The task:
Look through the data below. Pick out the lines holding the string "life".

===== Data for the task =====

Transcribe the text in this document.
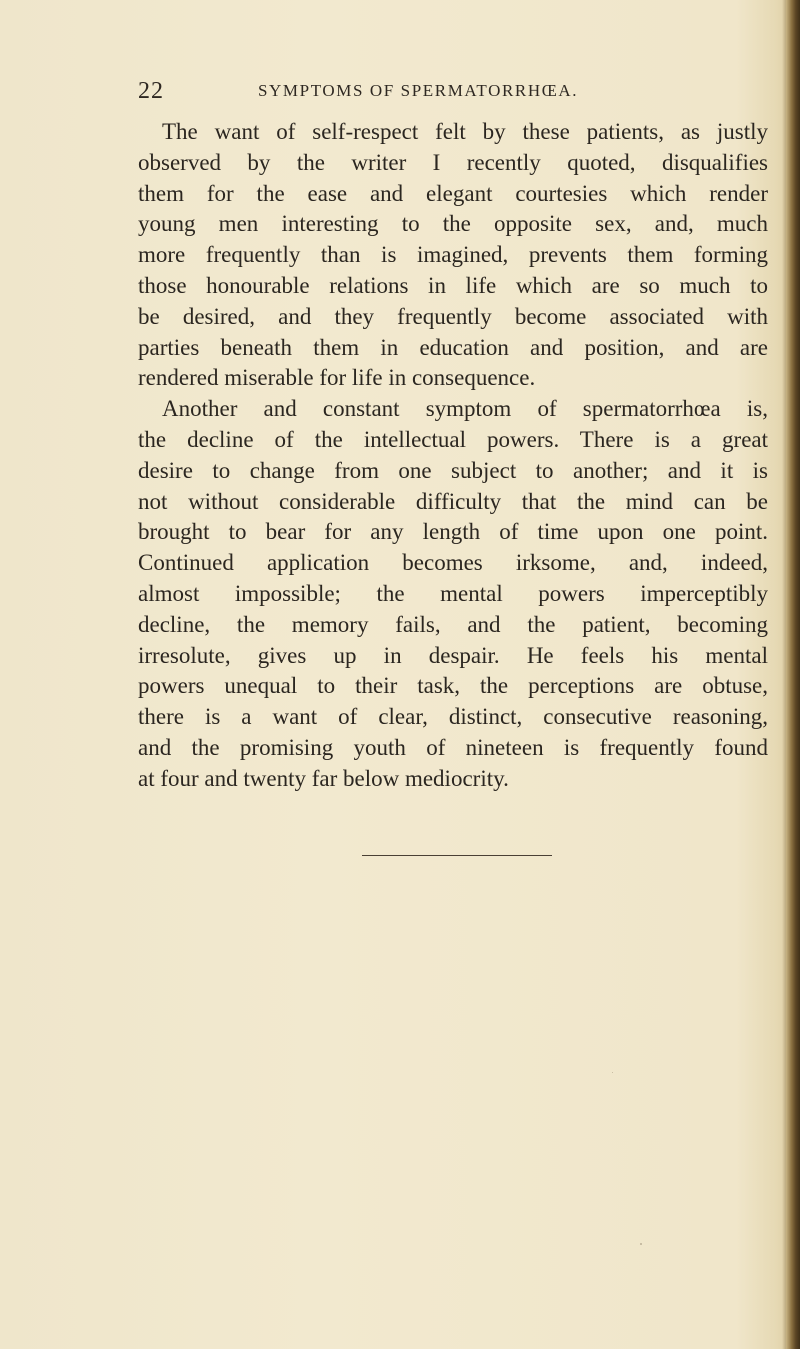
22	SYMPTOMS OF SPERMATORRHŒA.
The want of self-respect felt by these patients, as justly
observed by the writer I recently quoted, disqualifies
them for the ease and elegant courtesies which render
young men interesting to the opposite sex, and, much
more frequently than is imagined, prevents them forming
those honourable relations in life which are so much to
be desired, and they frequently become associated with
parties beneath them in education and position, and are
rendered miserable for life in consequence.
Another and constant symptom of spermatorrhœa is,
the decline of the intellectual powers. There is a great
desire to change from one subject to another; and it is
not without considerable difficulty that the mind can be
brought to bear for any length of time upon one point.
Continued application becomes irksome, and, indeed,
almost impossible; the mental powers imperceptibly
decline, the memory fails, and the patient, becoming
irresolute, gives up in despair. He feels his mental
powers unequal to their task, the perceptions are obtuse,
there is a want of clear, distinct, consecutive reasoning,
and the promising youth of nineteen is frequently found
at four and twenty far below mediocrity.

=====

Exercise response:
those honourable relations in life which are so much to
rendered miserable for life in consequence.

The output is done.